◆ Zadania do wykonania
1. Przepisz dokładnie fragment notatki o bankach centralnych, zaczynając od słów „KANADA / BOC” i ciągnąc aż po słowa „możliwości cięcia stóp.”.
2. Pisz dalej notatkę o bankach centralnych od miejsca, w którym się kończy.

Data dodania: 2019-04-25 (15:03)
KANADA / BOC (WCZORAJ): Na zakończonym posiedzeniu bank centralny nie zmienił parametrów polityki monetarnej (główna stopa pozostała na poziomie 1,75 proc., jak oczekiwano), ale z komunikatu wypadły stwierdzenia dotyczące możliwości podwyżki stóp procentowych. Obniżone zostały prognozy wzrostu gospodarczego na ten rok do 1,2 proc. z 1,7 proc. szacowanych trzy miesiące wcześniej, ...
... co uzasadniono rosnącą niepewnością w globalnej gospodarce i wojnami handlowymi. Stephen Poloz dał jednak do zrozumienia, że bank centralny nie jest skłonny szukać możliwości cięcia stóp.
JAPONIA / BANK JAPONII: Na zakończonym dzisiaj nad ranem posiedzeniu bank centralny nie zmienił parametrów polityki monetarnej (główna stopa pozostała na poziomie -0,1 proc., podobnie jak skala programu QQE, oraz zobowiązanie do utrzymywania rentowności 10-letnich obligacji w okolicach zera). W komunikacie pojawiła się jednak pewna zmiana – do tej pory BOJ nie podawał terminu, do kiedy zamierza utrzymywać stopy procentowe na niezmienionym poziomie, a teraz zapisano, że „BOJ zamierza utrzymać obecne poziomy stóp procentowych przez dłuższy czas, co najmniej przez okres wiosny 2020 r.”).

◆ Rekordy danych
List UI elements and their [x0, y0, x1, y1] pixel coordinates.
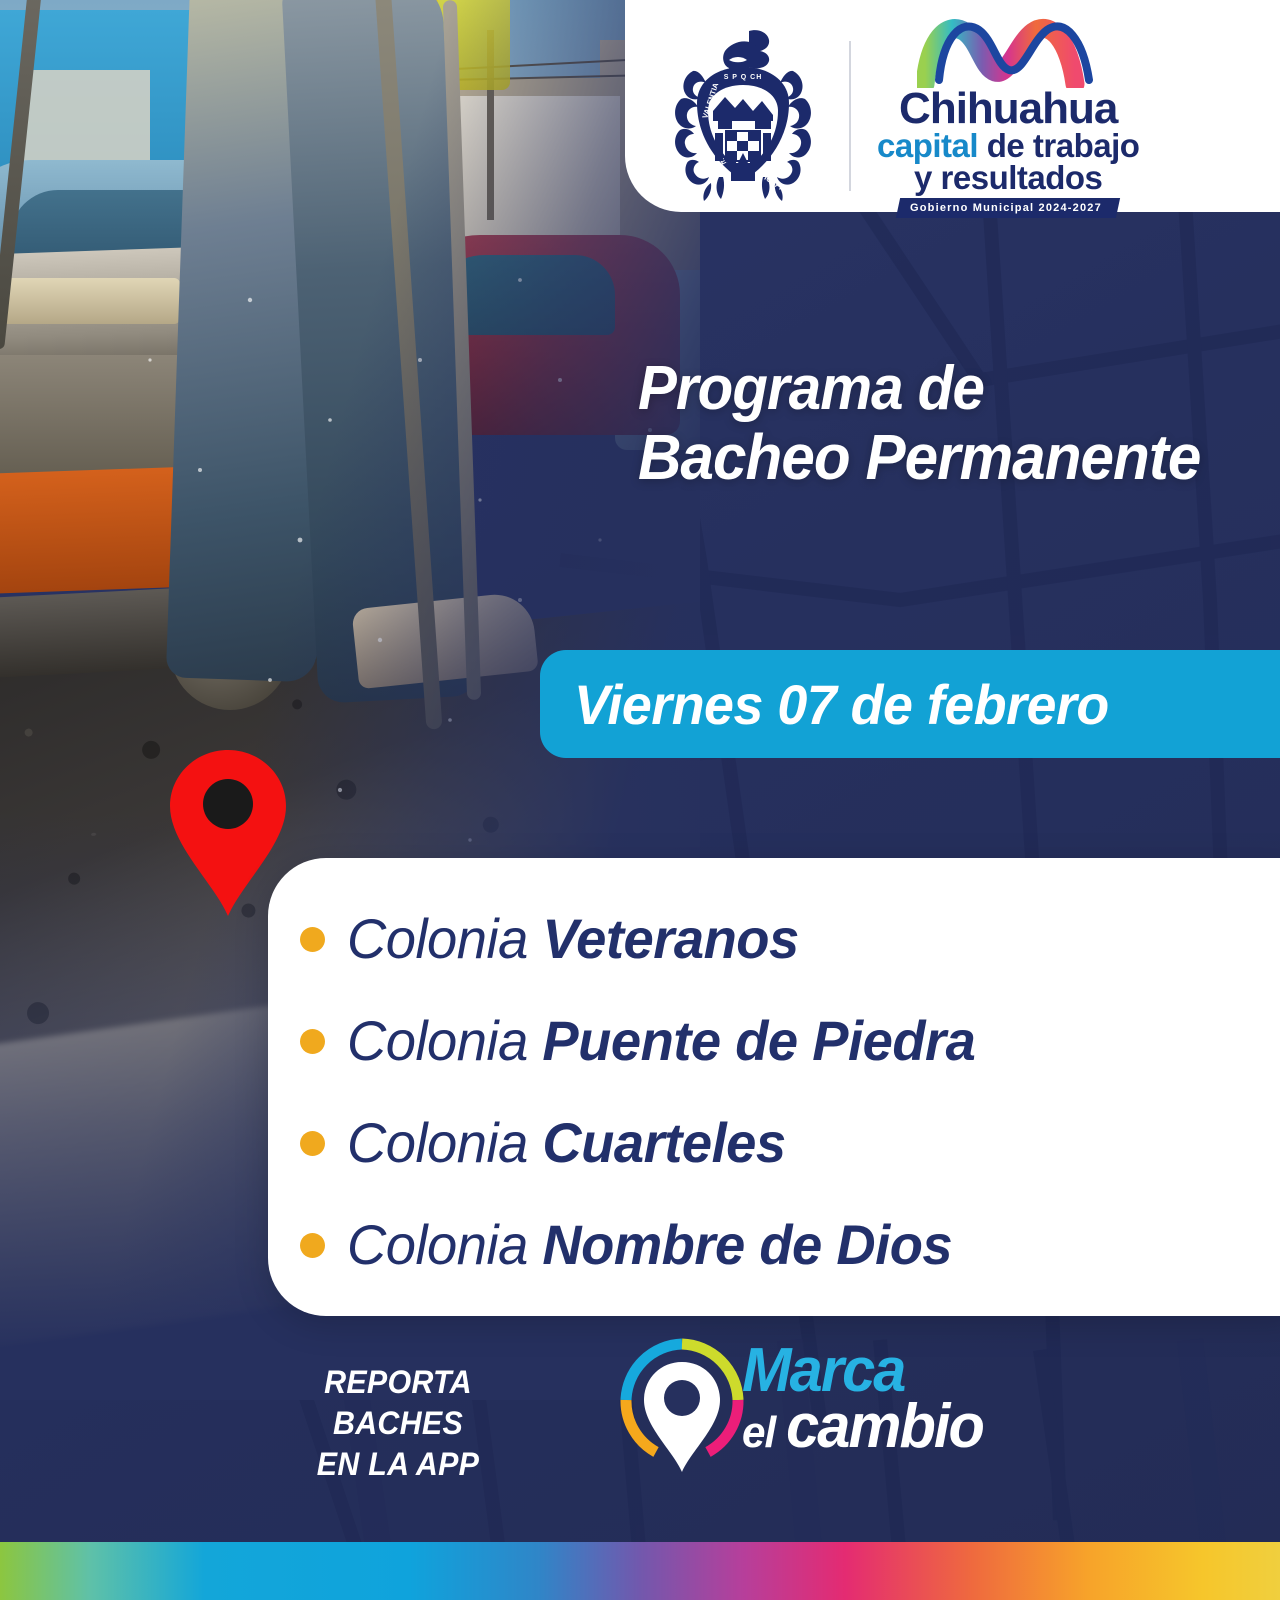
gobierno-municipal-text: Gobierno Municipal 2024-2027 [910, 202, 1102, 214]
el-word: el [742, 1408, 786, 1457]
brand-line1: Chihuahua [877, 88, 1139, 130]
logo-divider [849, 41, 851, 191]
footer-section: REPORTA BACHES EN LA APP Marca el cambio [0, 1320, 1280, 1540]
brand-line2: capital de trabajo [877, 130, 1139, 162]
page-title: Programa de Bacheo Permanente [638, 356, 1221, 492]
list-item-text: Colonia Puente de Piedra [347, 1013, 975, 1069]
list-item-lead: Colonia [347, 907, 542, 970]
list-item-text: Colonia Veteranos [347, 911, 799, 967]
reporta-line1: REPORTA BACHES [256, 1362, 541, 1444]
chihuahua-wave-icon [917, 14, 1099, 88]
list-item: Colonia Veteranos [294, 892, 1280, 986]
chihuahua-coat-of-arms-icon: S P Q CH VALENTIA LEALTAD HOSPITALIDAD [663, 27, 823, 205]
location-pin-marker-icon [166, 748, 290, 918]
list-item: Colonia Puente de Piedra [294, 994, 1280, 1088]
bullet-dot-icon [300, 1233, 325, 1258]
title-line2: Bacheo Permanente [638, 423, 1221, 492]
date-text: Viernes 07 de febrero [574, 672, 1109, 737]
marca-el-cambio-pin-icon [612, 1334, 752, 1484]
rainbow-bottom-strip [0, 1542, 1280, 1600]
header-logo-card: S P Q CH VALENTIA LEALTAD HOSPITALIDAD [625, 0, 1280, 212]
list-item: Colonia Nombre de Dios [294, 1198, 1280, 1292]
el-cambio-word: el cambio [742, 1399, 983, 1455]
list-item-name: Puente de Piedra [542, 1009, 975, 1072]
marca-word: Marca [742, 1346, 983, 1397]
colonias-list: Colonia Veteranos Colonia Puente de Pied… [294, 892, 1280, 1292]
reporta-baches-caption: REPORTA BACHES EN LA APP [256, 1362, 541, 1485]
list-item-lead: Colonia [347, 1111, 542, 1174]
list-item: Colonia Cuarteles [294, 1096, 1280, 1190]
list-item-text: Colonia Cuarteles [347, 1115, 786, 1171]
list-item-lead: Colonia [347, 1213, 542, 1276]
bullet-dot-icon [300, 1029, 325, 1054]
chihuahua-brand-lockup: Chihuahua capital de trabajo y resultado… [877, 14, 1139, 218]
svg-text:S P Q CH: S P Q CH [724, 74, 763, 81]
colonias-list-card: Colonia Veteranos Colonia Puente de Pied… [268, 858, 1280, 1316]
bullet-dot-icon [300, 1131, 325, 1156]
list-item-lead: Colonia [347, 1009, 542, 1072]
gobierno-municipal-bar: Gobierno Municipal 2024-2027 [896, 198, 1120, 218]
date-banner: Viernes 07 de febrero [540, 650, 1280, 758]
list-item-name: Nombre de Dios [542, 1213, 952, 1276]
bullet-dot-icon [300, 927, 325, 952]
brand-line3: y resultados [877, 162, 1139, 194]
list-item-name: Veteranos [542, 907, 798, 970]
list-item-name: Cuarteles [542, 1111, 785, 1174]
list-item-text: Colonia Nombre de Dios [347, 1217, 952, 1273]
marca-el-cambio-wordmark: Marca el cambio [742, 1346, 993, 1455]
title-line1: Programa de [638, 356, 1221, 423]
cambio-word: cambio [786, 1392, 983, 1461]
poster-canvas: S P Q CH VALENTIA LEALTAD HOSPITALIDAD [0, 0, 1280, 1600]
reporta-line2: EN LA APP [256, 1444, 541, 1485]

◆ Odpowiedzi po kolei
1.
KANADA / BOC (WCZORAJ): Na zakończonym posiedzeniu bank centralny nie zmienił parametrów polityki monetarnej (główna stopa pozostała na poziomie 1,75 proc., jak oczekiwano), ale z komunikatu wypadły stwierdzenia dotyczące możliwości podwyżki stóp procentowych. Obniżone zostały prognozy wzrostu gospodarczego na ten rok do 1,2 proc. z 1,7 proc. szacowanych trzy miesiące wcześniej, ...
... co uzasadniono rosnącą niepewnością w globalnej gospodarce i wojnami handlowymi. Stephen Poloz dał jednak do zrozumienia, że bank centralny nie jest skłonny szukać możliwości cięcia stóp.

2.
KOREA POŁUDNIOWA / DANE: Dynamika wzrostu gospodarczego w I kwartale nieoczekiwanie spadła o 0,3 proc. k/k (to najgorszy wynik od IV kwartału 2008 r.), podczas, gdy szacowano jej wzrost o 0,3 proc. k/k. W ujęciu r/r wzrost wyhamował do 1,8 proc. (oczekiwano 2,5 proc.). Minister finansów Hong zapewnił jednak, że spodziewa się odbicia w II kwartale i nadal podtrzymuje prognozę wzrostu PKB w tym roku na poziomie 2,5 proc., dodając, że zauważalny powinien być wpływ stymulacji fiskalnej.
SZWECJA / RIKSBANK: Na zakończonym dzisiaj posiedzeniu bank centralny nie zmienił parametrów polityki monetarnej (główna stopa repo pozostała na poziomie -0,25 proc.). Obniżona została jednak projekcja przyszłej ścieżki stóp procentowych – za 12 miesięcy stopa repo ma kształtować się w okolicach 0,04 proc. (2-miesiace temu zakładano 0,23 proc.), tym samym do kolejnej podwyżki może dojść dopiero na przełomie 2019/2020 r. Jednocześnie Riksbank zapowiedział wznowienie programu QE - od lipca 2019 r. do grudnia 2020 r. planuje kupić obligacje rządowe za 45 mld SEK.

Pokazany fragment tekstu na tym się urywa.